Can you find the lines of the listing that include "Montrer" and copy every one?

BEGIN Record excerpts

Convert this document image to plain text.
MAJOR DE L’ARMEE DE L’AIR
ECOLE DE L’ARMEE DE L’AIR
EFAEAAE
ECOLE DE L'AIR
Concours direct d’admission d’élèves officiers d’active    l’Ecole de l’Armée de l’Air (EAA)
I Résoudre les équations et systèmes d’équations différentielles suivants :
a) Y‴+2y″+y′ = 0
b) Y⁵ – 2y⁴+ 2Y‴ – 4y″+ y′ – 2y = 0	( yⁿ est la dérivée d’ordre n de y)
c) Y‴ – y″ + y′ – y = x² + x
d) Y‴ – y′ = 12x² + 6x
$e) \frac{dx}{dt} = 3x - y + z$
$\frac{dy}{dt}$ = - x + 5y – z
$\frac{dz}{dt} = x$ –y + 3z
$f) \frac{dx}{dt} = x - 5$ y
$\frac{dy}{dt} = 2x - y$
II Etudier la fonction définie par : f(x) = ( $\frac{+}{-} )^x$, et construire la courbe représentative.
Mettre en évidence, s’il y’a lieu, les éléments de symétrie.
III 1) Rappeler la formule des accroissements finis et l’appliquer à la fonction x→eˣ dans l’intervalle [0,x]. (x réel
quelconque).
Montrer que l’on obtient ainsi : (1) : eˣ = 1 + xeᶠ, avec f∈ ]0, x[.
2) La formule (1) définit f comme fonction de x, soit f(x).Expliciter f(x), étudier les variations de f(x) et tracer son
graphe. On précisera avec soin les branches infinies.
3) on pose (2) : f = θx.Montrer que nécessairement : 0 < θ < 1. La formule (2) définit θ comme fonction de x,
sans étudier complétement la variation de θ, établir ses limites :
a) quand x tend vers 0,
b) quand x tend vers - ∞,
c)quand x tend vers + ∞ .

END Record excerpts

## Reply:
Montrer que l’on obtient ainsi : (1) : eˣ = 1 + xeᶠ, avec f∈ ]0, x[.
3) on pose (2) : f = θx.Montrer que nécessairement : 0 < θ < 1. La formule (2) définit θ comme fonction de x,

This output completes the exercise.